# Exercise details
The records should be repeated word for word, pictures excluded.
== Available data ==
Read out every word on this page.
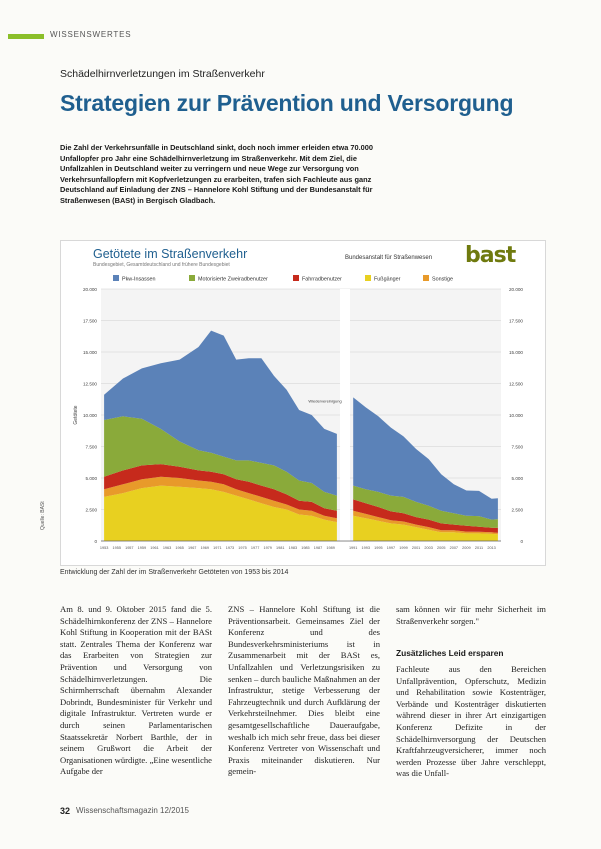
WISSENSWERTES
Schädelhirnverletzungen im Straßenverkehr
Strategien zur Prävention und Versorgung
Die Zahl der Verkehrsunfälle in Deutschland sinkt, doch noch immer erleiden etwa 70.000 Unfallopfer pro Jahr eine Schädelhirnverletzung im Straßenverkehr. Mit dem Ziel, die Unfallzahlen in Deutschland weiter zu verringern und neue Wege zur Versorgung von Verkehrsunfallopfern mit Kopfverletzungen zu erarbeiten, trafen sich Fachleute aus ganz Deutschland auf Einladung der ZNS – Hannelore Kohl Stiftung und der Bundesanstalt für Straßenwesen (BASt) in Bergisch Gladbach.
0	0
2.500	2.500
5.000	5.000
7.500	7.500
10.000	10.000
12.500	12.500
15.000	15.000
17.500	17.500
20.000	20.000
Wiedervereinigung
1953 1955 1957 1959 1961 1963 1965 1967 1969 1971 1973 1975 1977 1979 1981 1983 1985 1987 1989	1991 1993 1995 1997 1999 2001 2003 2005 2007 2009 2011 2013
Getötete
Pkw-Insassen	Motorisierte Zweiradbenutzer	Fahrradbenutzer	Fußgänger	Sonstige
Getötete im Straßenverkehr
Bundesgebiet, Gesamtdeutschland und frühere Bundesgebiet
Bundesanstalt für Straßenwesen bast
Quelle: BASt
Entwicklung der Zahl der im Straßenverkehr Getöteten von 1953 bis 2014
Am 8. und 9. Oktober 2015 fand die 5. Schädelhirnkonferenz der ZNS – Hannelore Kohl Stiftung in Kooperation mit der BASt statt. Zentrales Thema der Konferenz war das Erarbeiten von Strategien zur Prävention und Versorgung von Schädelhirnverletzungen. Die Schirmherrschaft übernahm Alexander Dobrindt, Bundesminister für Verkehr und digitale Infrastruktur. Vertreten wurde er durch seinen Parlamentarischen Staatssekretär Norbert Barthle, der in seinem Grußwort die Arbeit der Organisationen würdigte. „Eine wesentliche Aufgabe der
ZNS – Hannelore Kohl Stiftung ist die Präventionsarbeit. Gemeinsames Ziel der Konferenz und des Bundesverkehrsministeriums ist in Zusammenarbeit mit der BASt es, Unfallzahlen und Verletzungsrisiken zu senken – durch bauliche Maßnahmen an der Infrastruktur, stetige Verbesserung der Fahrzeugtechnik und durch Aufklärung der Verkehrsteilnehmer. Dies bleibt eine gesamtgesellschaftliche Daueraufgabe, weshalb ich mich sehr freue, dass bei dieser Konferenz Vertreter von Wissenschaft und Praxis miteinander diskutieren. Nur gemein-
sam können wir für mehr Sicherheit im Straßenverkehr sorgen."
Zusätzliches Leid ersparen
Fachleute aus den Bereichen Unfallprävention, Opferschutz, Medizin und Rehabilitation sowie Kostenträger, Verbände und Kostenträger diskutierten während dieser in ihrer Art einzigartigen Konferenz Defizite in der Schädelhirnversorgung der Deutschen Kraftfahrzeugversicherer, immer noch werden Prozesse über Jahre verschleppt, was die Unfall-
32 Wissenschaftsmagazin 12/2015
===
# Solution for this problem
Read out every word on this page.
WISSENSWERTES
Schädelhirnverletzungen im Straßenverkehr
Strategien zur Prävention und Versorgung
Die Zahl der Verkehrsunfälle in Deutschland sinkt, doch noch immer erleiden etwa 70.000 Unfallopfer pro Jahr eine Schädelhirnverletzung im Straßenverkehr. Mit dem Ziel, die Unfallzahlen in Deutschland weiter zu verringern und neue Wege zur Versorgung von Verkehrsunfallopfern mit Kopfverletzungen zu erarbeiten, trafen sich Fachleute aus ganz Deutschland auf Einladung der ZNS – Hannelore Kohl Stiftung und der Bundesanstalt für Straßenwesen (BASt) in Bergisch Gladbach.
0	0
2.500	2.500
5.000	5.000
7.500	7.500
10.000	10.000
12.500	12.500
15.000	15.000
17.500	17.500
20.000	20.000
Wiedervereinigung
1953 1955 1957 1959 1961 1963 1965 1967 1969 1971 1973 1975 1977 1979 1981 1983 1985 1987 1989	1991 1993 1995 1997 1999 2001 2003 2005 2007 2009 2011 2013
Getötete
Pkw-Insassen	Motorisierte Zweiradbenutzer	Fahrradbenutzer	Fußgänger	Sonstige
Getötete im Straßenverkehr
Bundesgebiet, Gesamtdeutschland und frühere Bundesgebiet
Bundesanstalt für Straßenwesen bast
Quelle: BASt
Entwicklung der Zahl der im Straßenverkehr Getöteten von 1953 bis 2014
Am 8. und 9. Oktober 2015 fand die 5. Schädelhirnkonferenz der ZNS – Hannelore Kohl Stiftung in Kooperation mit der BASt statt. Zentrales Thema der Konferenz war das Erarbeiten von Strategien zur Prävention und Versorgung von Schädelhirnverletzungen. Die Schirmherrschaft übernahm Alexander Dobrindt, Bundesminister für Verkehr und digitale Infrastruktur. Vertreten wurde er durch seinen Parlamentarischen Staatssekretär Norbert Barthle, der in seinem Grußwort die Arbeit der Organisationen würdigte. „Eine wesentliche Aufgabe der
ZNS – Hannelore Kohl Stiftung ist die Präventionsarbeit. Gemeinsames Ziel der Konferenz und des Bundesverkehrsministeriums ist in Zusammenarbeit mit der BASt es, Unfallzahlen und Verletzungsrisiken zu senken – durch bauliche Maßnahmen an der Infrastruktur, stetige Verbesserung der Fahrzeugtechnik und durch Aufklärung der Verkehrsteilnehmer. Dies bleibt eine gesamtgesellschaftliche Daueraufgabe, weshalb ich mich sehr freue, dass bei dieser Konferenz Vertreter von Wissenschaft und Praxis miteinander diskutieren. Nur gemein-
sam können wir für mehr Sicherheit im Straßenverkehr sorgen."
Zusätzliches Leid ersparen
Fachleute aus den Bereichen Unfallprävention, Opferschutz, Medizin und Rehabilitation sowie Kostenträger, Verbände und Kostenträger diskutierten während dieser in ihrer Art einzigartigen Konferenz Defizite in der Schädelhirnversorgung der Deutschen Kraftfahrzeugversicherer, immer noch werden Prozesse über Jahre verschleppt, was die Unfall-
32 Wissenschaftsmagazin 12/2015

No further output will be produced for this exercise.